-- Opening Marker --

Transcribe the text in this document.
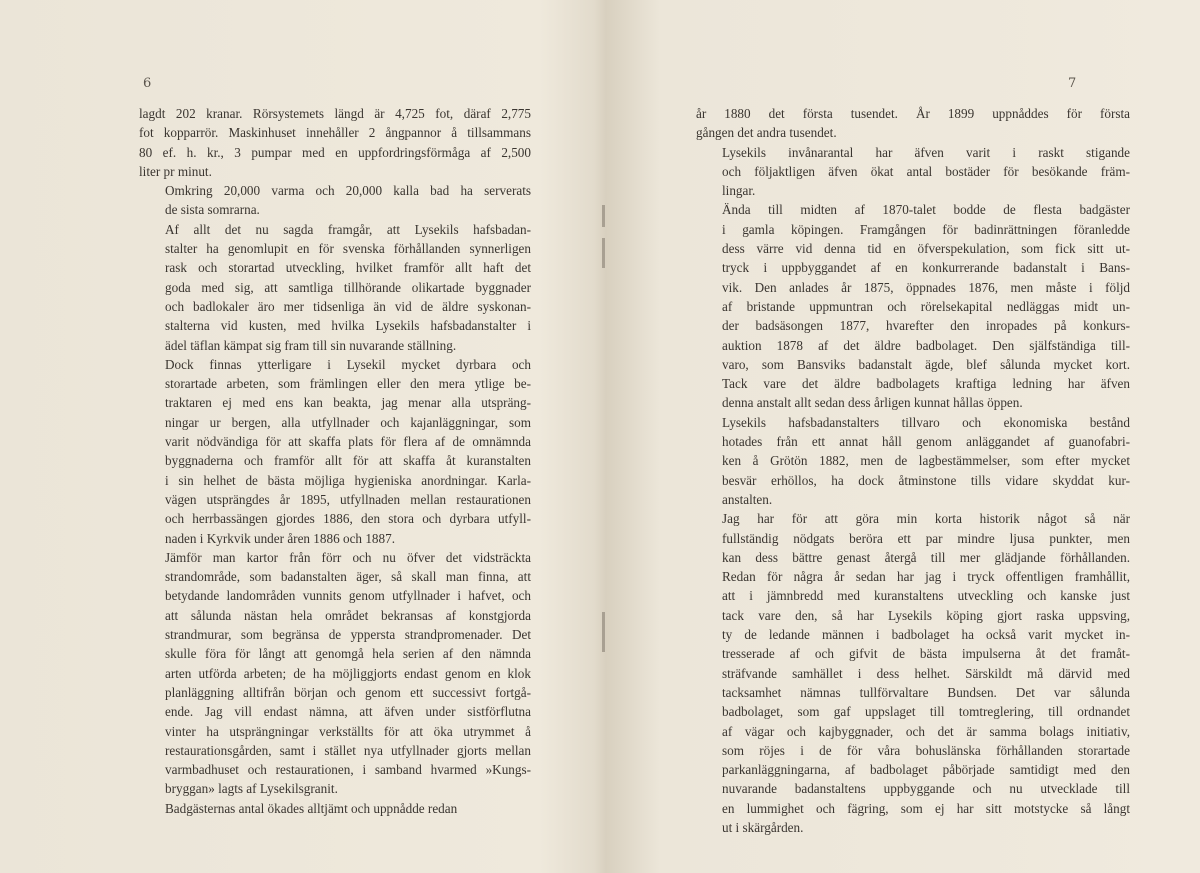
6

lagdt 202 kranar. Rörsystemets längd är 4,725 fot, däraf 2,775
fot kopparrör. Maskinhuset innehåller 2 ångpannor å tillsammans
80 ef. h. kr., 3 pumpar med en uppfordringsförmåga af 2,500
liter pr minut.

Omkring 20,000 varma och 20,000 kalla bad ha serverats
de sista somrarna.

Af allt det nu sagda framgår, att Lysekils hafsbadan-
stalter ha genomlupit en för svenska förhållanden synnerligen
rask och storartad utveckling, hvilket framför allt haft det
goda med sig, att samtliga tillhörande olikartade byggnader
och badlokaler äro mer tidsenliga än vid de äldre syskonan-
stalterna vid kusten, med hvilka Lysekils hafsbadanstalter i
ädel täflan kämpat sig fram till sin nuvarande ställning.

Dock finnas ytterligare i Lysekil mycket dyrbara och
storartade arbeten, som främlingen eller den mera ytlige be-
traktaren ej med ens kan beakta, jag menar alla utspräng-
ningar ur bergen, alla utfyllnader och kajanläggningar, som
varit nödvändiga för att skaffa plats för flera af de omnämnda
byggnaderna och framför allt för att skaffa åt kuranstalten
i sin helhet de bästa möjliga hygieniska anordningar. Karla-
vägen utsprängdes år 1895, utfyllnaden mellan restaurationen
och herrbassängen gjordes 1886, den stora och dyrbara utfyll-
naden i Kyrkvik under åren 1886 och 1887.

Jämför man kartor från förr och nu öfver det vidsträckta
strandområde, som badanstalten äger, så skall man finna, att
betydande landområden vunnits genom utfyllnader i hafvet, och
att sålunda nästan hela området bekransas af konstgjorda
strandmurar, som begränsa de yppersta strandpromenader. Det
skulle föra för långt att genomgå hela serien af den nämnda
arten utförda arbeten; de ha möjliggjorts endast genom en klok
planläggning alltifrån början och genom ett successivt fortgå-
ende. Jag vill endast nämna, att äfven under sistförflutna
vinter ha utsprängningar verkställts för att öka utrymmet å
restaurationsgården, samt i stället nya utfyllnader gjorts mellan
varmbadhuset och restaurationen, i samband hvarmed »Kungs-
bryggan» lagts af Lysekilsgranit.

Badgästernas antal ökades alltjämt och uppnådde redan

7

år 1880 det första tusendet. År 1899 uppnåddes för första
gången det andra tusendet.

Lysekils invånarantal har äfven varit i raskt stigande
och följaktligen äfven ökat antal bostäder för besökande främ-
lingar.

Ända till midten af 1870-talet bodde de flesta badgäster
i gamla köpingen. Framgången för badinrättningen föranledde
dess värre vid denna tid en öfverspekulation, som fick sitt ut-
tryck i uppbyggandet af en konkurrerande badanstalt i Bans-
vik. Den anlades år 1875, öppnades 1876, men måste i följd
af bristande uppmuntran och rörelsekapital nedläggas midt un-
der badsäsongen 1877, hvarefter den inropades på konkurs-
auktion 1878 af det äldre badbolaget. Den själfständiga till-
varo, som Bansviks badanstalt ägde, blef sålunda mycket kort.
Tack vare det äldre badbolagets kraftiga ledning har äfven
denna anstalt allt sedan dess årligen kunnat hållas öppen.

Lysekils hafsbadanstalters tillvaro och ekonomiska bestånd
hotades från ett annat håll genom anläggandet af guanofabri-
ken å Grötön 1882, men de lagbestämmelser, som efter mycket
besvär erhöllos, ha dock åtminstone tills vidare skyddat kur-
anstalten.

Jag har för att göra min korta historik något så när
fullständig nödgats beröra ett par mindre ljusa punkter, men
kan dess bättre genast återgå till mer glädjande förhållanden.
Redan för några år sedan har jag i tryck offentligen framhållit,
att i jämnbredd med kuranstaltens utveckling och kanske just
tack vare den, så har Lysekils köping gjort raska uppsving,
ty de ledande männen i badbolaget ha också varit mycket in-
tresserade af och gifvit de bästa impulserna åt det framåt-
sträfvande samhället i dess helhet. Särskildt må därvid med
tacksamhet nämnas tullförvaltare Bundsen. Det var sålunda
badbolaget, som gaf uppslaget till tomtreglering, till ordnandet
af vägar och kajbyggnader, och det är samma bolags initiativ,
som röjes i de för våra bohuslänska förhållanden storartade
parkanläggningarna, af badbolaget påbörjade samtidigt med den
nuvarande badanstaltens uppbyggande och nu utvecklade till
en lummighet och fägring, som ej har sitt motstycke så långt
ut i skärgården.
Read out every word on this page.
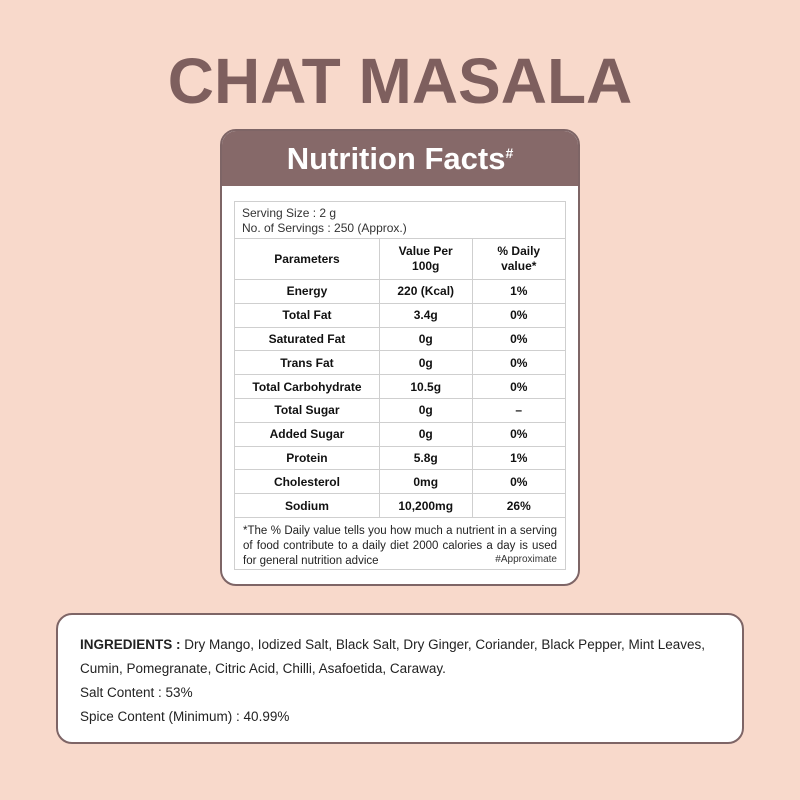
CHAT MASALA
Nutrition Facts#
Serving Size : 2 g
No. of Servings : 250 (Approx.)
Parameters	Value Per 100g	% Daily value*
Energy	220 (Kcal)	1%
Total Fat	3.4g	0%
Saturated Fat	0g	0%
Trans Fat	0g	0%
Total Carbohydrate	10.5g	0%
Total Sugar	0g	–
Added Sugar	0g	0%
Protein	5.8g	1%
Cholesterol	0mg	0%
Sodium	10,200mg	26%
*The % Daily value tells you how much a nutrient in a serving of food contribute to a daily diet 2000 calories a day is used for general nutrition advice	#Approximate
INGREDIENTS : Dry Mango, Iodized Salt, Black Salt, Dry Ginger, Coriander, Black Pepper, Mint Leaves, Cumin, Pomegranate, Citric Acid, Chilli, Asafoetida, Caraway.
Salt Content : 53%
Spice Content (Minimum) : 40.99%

-- Closing Marker --

_Work item_. From the first record to the last, copy everything exactly except the pictures.

_Solved exercise_.
Transcribe the text in this document.
6

lagdt 202 kranar. Rörsystemets längd är 4,725 fot, däraf 2,775
fot kopparrör. Maskinhuset innehåller 2 ångpannor å tillsammans
80 ef. h. kr., 3 pumpar med en uppfordringsförmåga af 2,500
liter pr minut.

Omkring 20,000 varma och 20,000 kalla bad ha serverats
de sista somrarna.

Af allt det nu sagda framgår, att Lysekils hafsbadan-
stalter ha genomlupit en för svenska förhållanden synnerligen
rask och storartad utveckling, hvilket framför allt haft det
goda med sig, att samtliga tillhörande olikartade byggnader
och badlokaler äro mer tidsenliga än vid de äldre syskonan-
stalterna vid kusten, med hvilka Lysekils hafsbadanstalter i
ädel täflan kämpat sig fram till sin nuvarande ställning.

Dock finnas ytterligare i Lysekil mycket dyrbara och
storartade arbeten, som främlingen eller den mera ytlige be-
traktaren ej med ens kan beakta, jag menar alla utspräng-
ningar ur bergen, alla utfyllnader och kajanläggningar, som
varit nödvändiga för att skaffa plats för flera af de omnämnda
byggnaderna och framför allt för att skaffa åt kuranstalten
i sin helhet de bästa möjliga hygieniska anordningar. Karla-
vägen utsprängdes år 1895, utfyllnaden mellan restaurationen
och herrbassängen gjordes 1886, den stora och dyrbara utfyll-
naden i Kyrkvik under åren 1886 och 1887.

Jämför man kartor från förr och nu öfver det vidsträckta
strandområde, som badanstalten äger, så skall man finna, att
betydande landområden vunnits genom utfyllnader i hafvet, och
att sålunda nästan hela området bekransas af konstgjorda
strandmurar, som begränsa de yppersta strandpromenader. Det
skulle föra för långt att genomgå hela serien af den nämnda
arten utförda arbeten; de ha möjliggjorts endast genom en klok
planläggning alltifrån början och genom ett successivt fortgå-
ende. Jag vill endast nämna, att äfven under sistförflutna
vinter ha utsprängningar verkställts för att öka utrymmet å
restaurationsgården, samt i stället nya utfyllnader gjorts mellan
varmbadhuset och restaurationen, i samband hvarmed »Kungs-
bryggan» lagts af Lysekilsgranit.

Badgästernas antal ökades alltjämt och uppnådde redan

7

år 1880 det första tusendet. År 1899 uppnåddes för första
gången det andra tusendet.

Lysekils invånarantal har äfven varit i raskt stigande
och följaktligen äfven ökat antal bostäder för besökande främ-
lingar.

Ända till midten af 1870-talet bodde de flesta badgäster
i gamla köpingen. Framgången för badinrättningen föranledde
dess värre vid denna tid en öfverspekulation, som fick sitt ut-
tryck i uppbyggandet af en konkurrerande badanstalt i Bans-
vik. Den anlades år 1875, öppnades 1876, men måste i följd
af bristande uppmuntran och rörelsekapital nedläggas midt un-
der badsäsongen 1877, hvarefter den inropades på konkurs-
auktion 1878 af det äldre badbolaget. Den själfständiga till-
varo, som Bansviks badanstalt ägde, blef sålunda mycket kort.
Tack vare det äldre badbolagets kraftiga ledning har äfven
denna anstalt allt sedan dess årligen kunnat hållas öppen.

Lysekils hafsbadanstalters tillvaro och ekonomiska bestånd
hotades från ett annat håll genom anläggandet af guanofabri-
ken å Grötön 1882, men de lagbestämmelser, som efter mycket
besvär erhöllos, ha dock åtminstone tills vidare skyddat kur-
anstalten.

Jag har för att göra min korta historik något så när
fullständig nödgats beröra ett par mindre ljusa punkter, men
kan dess bättre genast återgå till mer glädjande förhållanden.
Redan för några år sedan har jag i tryck offentligen framhållit,
att i jämnbredd med kuranstaltens utveckling och kanske just
tack vare den, så har Lysekils köping gjort raska uppsving,
ty de ledande männen i badbolaget ha också varit mycket in-
tresserade af och gifvit de bästa impulserna åt det framåt-
sträfvande samhället i dess helhet. Särskildt må därvid med
tacksamhet nämnas tullförvaltare Bundsen. Det var sålunda
badbolaget, som gaf uppslaget till tomtreglering, till ordnandet
af vägar och kajbyggnader, och det är samma bolags initiativ,
som röjes i de för våra bohuslänska förhållanden storartade
parkanläggningarna, af badbolaget påbörjade samtidigt med den
nuvarande badanstaltens uppbyggande och nu utvecklade till
en lummighet och fägring, som ej har sitt motstycke så långt
ut i skärgården.
Read out every word on this page.
CHAT MASALA
Nutrition Facts#
Serving Size : 2 g
No. of Servings : 250 (Approx.)
Parameters	Value Per 100g	% Daily value*
Energy	220 (Kcal)	1%
Total Fat	3.4g	0%
Saturated Fat	0g	0%
Trans Fat	0g	0%
Total Carbohydrate	10.5g	0%
Total Sugar	0g	–
Added Sugar	0g	0%
Protein	5.8g	1%
Cholesterol	0mg	0%
Sodium	10,200mg	26%
*The % Daily value tells you how much a nutrient in a serving of food contribute to a daily diet 2000 calories a day is used for general nutrition advice	#Approximate
INGREDIENTS : Dry Mango, Iodized Salt, Black Salt, Dry Ginger, Coriander, Black Pepper, Mint Leaves, Cumin, Pomegranate, Citric Acid, Chilli, Asafoetida, Caraway.
Salt Content : 53%
Spice Content (Minimum) : 40.99%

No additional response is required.